(Entries from a visual dataset)
%%
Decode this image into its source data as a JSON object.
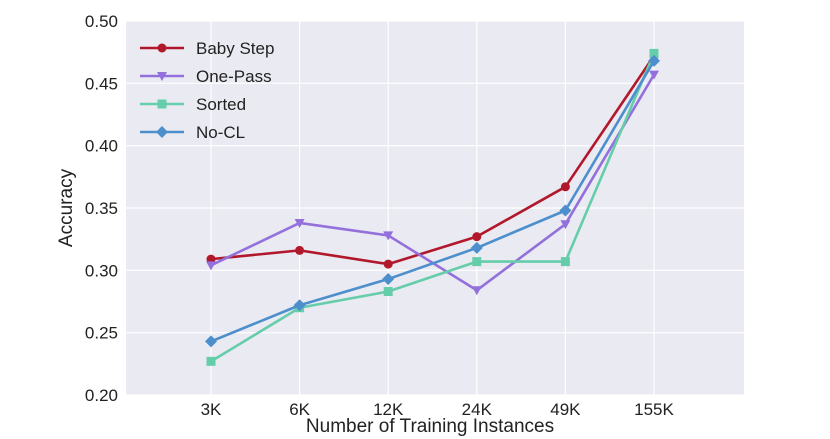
{
  "chart_data": {
    "type": "line",
    "title": "",
    "xlabel": "Number of Training Instances",
    "ylabel": "Accuracy",
    "categories": [
      "3K",
      "6K",
      "12K",
      "24K",
      "49K",
      "155K"
    ],
    "ylim": [
      0.2,
      0.5
    ],
    "yticks": [
      0.2,
      0.25,
      0.3,
      0.35,
      0.4,
      0.45,
      0.5
    ],
    "ytick_labels": [
      "0.20",
      "0.25",
      "0.30",
      "0.35",
      "0.40",
      "0.45",
      "0.50"
    ],
    "grid": true,
    "background": "#EAEAF2",
    "legend_position": "top-left",
    "series": [
      {
        "name": "Baby Step",
        "color": "#B2182B",
        "marker": "circle",
        "values": [
          0.309,
          0.316,
          0.305,
          0.327,
          0.367,
          0.472
        ]
      },
      {
        "name": "One-Pass",
        "color": "#9370DB",
        "marker": "triangle-down",
        "values": [
          0.304,
          0.338,
          0.328,
          0.284,
          0.337,
          0.457
        ]
      },
      {
        "name": "Sorted",
        "color": "#66CDAA",
        "marker": "square",
        "values": [
          0.227,
          0.27,
          0.283,
          0.307,
          0.307,
          0.474
        ]
      },
      {
        "name": "No-CL",
        "color": "#4C8FCC",
        "marker": "diamond",
        "values": [
          0.243,
          0.272,
          0.293,
          0.318,
          0.348,
          0.468
        ]
      }
    ]
  }
}
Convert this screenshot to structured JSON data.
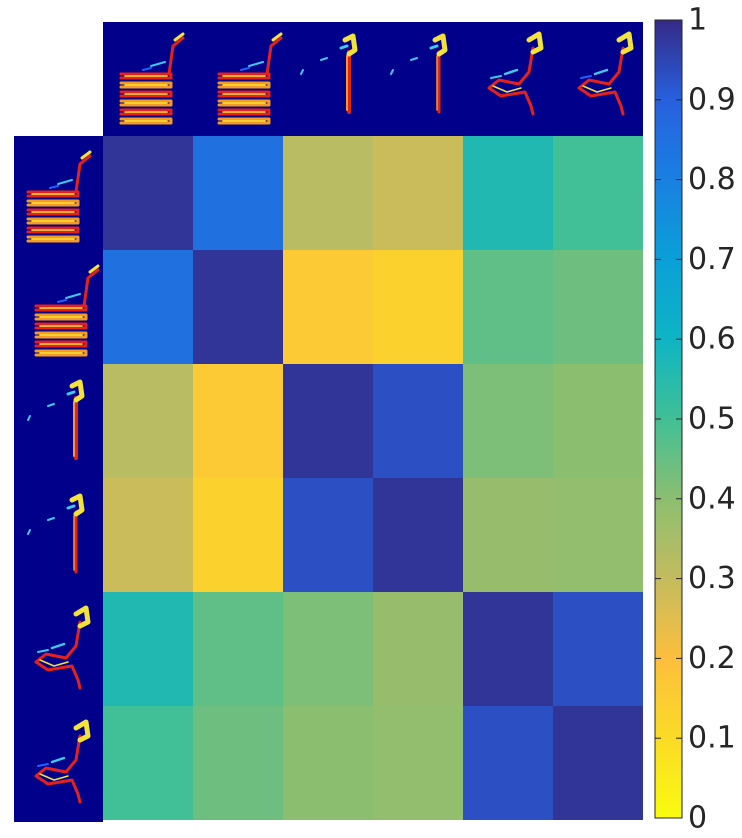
{
  "chart_data": {
    "type": "heatmap",
    "title": "",
    "xlabel": "",
    "ylabel": "",
    "rows": 6,
    "cols": 6,
    "row_header": "glyph-thumbnails",
    "col_header": "glyph-thumbnails",
    "values": [
      [
        0.98,
        0.85,
        0.32,
        0.29,
        0.56,
        0.5
      ],
      [
        0.85,
        0.98,
        0.16,
        0.13,
        0.46,
        0.44
      ],
      [
        0.32,
        0.16,
        0.98,
        0.93,
        0.42,
        0.4
      ],
      [
        0.29,
        0.13,
        0.93,
        0.98,
        0.38,
        0.39
      ],
      [
        0.56,
        0.46,
        0.42,
        0.38,
        0.98,
        0.93
      ],
      [
        0.5,
        0.44,
        0.4,
        0.39,
        0.93,
        0.98
      ]
    ],
    "colorbar": {
      "min": 0,
      "max": 1,
      "ticks": [
        "0",
        "0.1",
        "0.2",
        "0.3",
        "0.4",
        "0.5",
        "0.6",
        "0.7",
        "0.8",
        "0.9",
        "1"
      ],
      "colormap": "parula"
    },
    "thumbnail_background": "#00008b",
    "thumbnail_shapes": [
      "chair-front",
      "chair-side",
      "pole-lamp",
      "pole-lamp-thin",
      "curved-chair",
      "curved-chair-back"
    ]
  }
}
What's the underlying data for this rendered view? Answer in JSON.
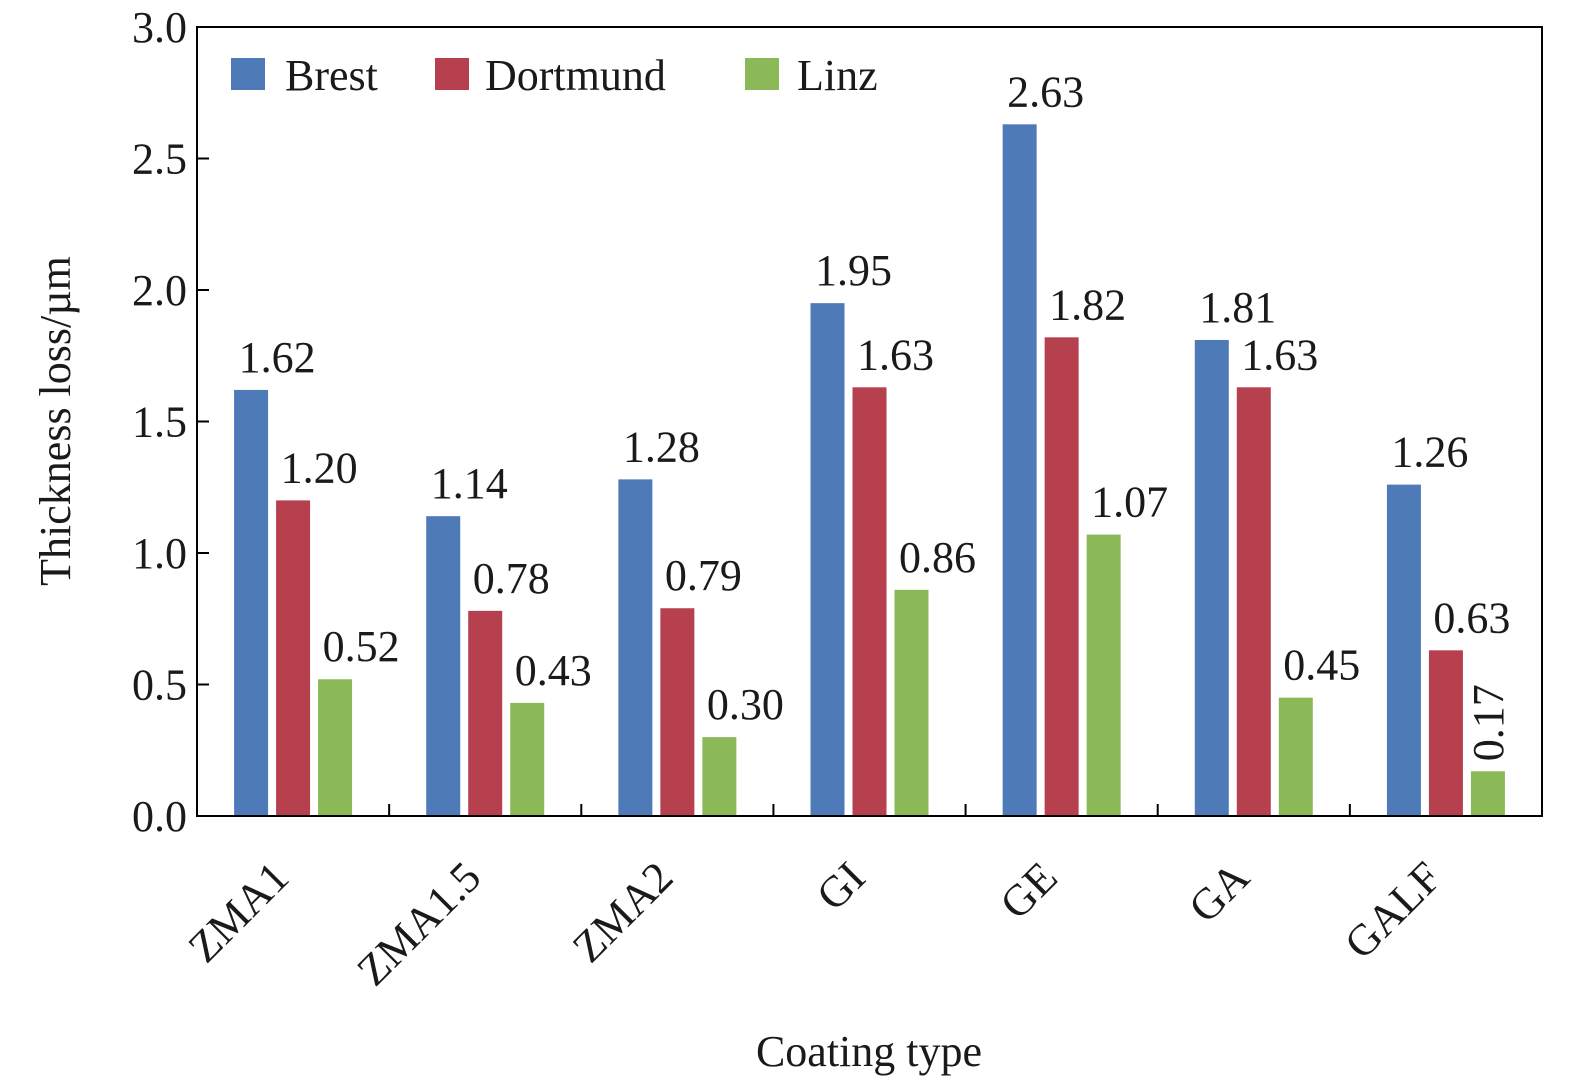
%%
To be done
Transcribe the records above exactly, omitting every picture they contain.

Output below
Decode this image into its source data as a JSON object.
{
  "chart_data": {
    "type": "line",
    "title": "",
    "xlabel": "Number of Training Instances",
    "ylabel": "Accuracy",
    "categories": [
      "3K",
      "6K",
      "12K",
      "24K",
      "49K",
      "155K"
    ],
    "ylim": [
      0.2,
      0.5
    ],
    "yticks": [
      0.2,
      0.25,
      0.3,
      0.35,
      0.4,
      0.45,
      0.5
    ],
    "ytick_labels": [
      "0.20",
      "0.25",
      "0.30",
      "0.35",
      "0.40",
      "0.45",
      "0.50"
    ],
    "grid": true,
    "background": "#EAEAF2",
    "legend_position": "top-left",
    "series": [
      {
        "name": "Baby Step",
        "color": "#B2182B",
        "marker": "circle",
        "values": [
          0.309,
          0.316,
          0.305,
          0.327,
          0.367,
          0.472
        ]
      },
      {
        "name": "One-Pass",
        "color": "#9370DB",
        "marker": "triangle-down",
        "values": [
          0.304,
          0.338,
          0.328,
          0.284,
          0.337,
          0.457
        ]
      },
      {
        "name": "Sorted",
        "color": "#66CDAA",
        "marker": "square",
        "values": [
          0.227,
          0.27,
          0.283,
          0.307,
          0.307,
          0.474
        ]
      },
      {
        "name": "No-CL",
        "color": "#4C8FCC",
        "marker": "diamond",
        "values": [
          0.243,
          0.272,
          0.293,
          0.318,
          0.348,
          0.468
        ]
      }
    ]
  }
}
Convert this screenshot to structured JSON data.
{
  "chart_data": {
    "type": "heatmap",
    "title": "",
    "xlabel": "",
    "ylabel": "",
    "rows": 6,
    "cols": 6,
    "row_header": "glyph-thumbnails",
    "col_header": "glyph-thumbnails",
    "values": [
      [
        0.98,
        0.85,
        0.32,
        0.29,
        0.56,
        0.5
      ],
      [
        0.85,
        0.98,
        0.16,
        0.13,
        0.46,
        0.44
      ],
      [
        0.32,
        0.16,
        0.98,
        0.93,
        0.42,
        0.4
      ],
      [
        0.29,
        0.13,
        0.93,
        0.98,
        0.38,
        0.39
      ],
      [
        0.56,
        0.46,
        0.42,
        0.38,
        0.98,
        0.93
      ],
      [
        0.5,
        0.44,
        0.4,
        0.39,
        0.93,
        0.98
      ]
    ],
    "colorbar": {
      "min": 0,
      "max": 1,
      "ticks": [
        "0",
        "0.1",
        "0.2",
        "0.3",
        "0.4",
        "0.5",
        "0.6",
        "0.7",
        "0.8",
        "0.9",
        "1"
      ],
      "colormap": "parula"
    },
    "thumbnail_background": "#00008b",
    "thumbnail_shapes": [
      "chair-front",
      "chair-side",
      "pole-lamp",
      "pole-lamp-thin",
      "curved-chair",
      "curved-chair-back"
    ]
  }
}
What's the underlying data for this rendered view? Answer in JSON.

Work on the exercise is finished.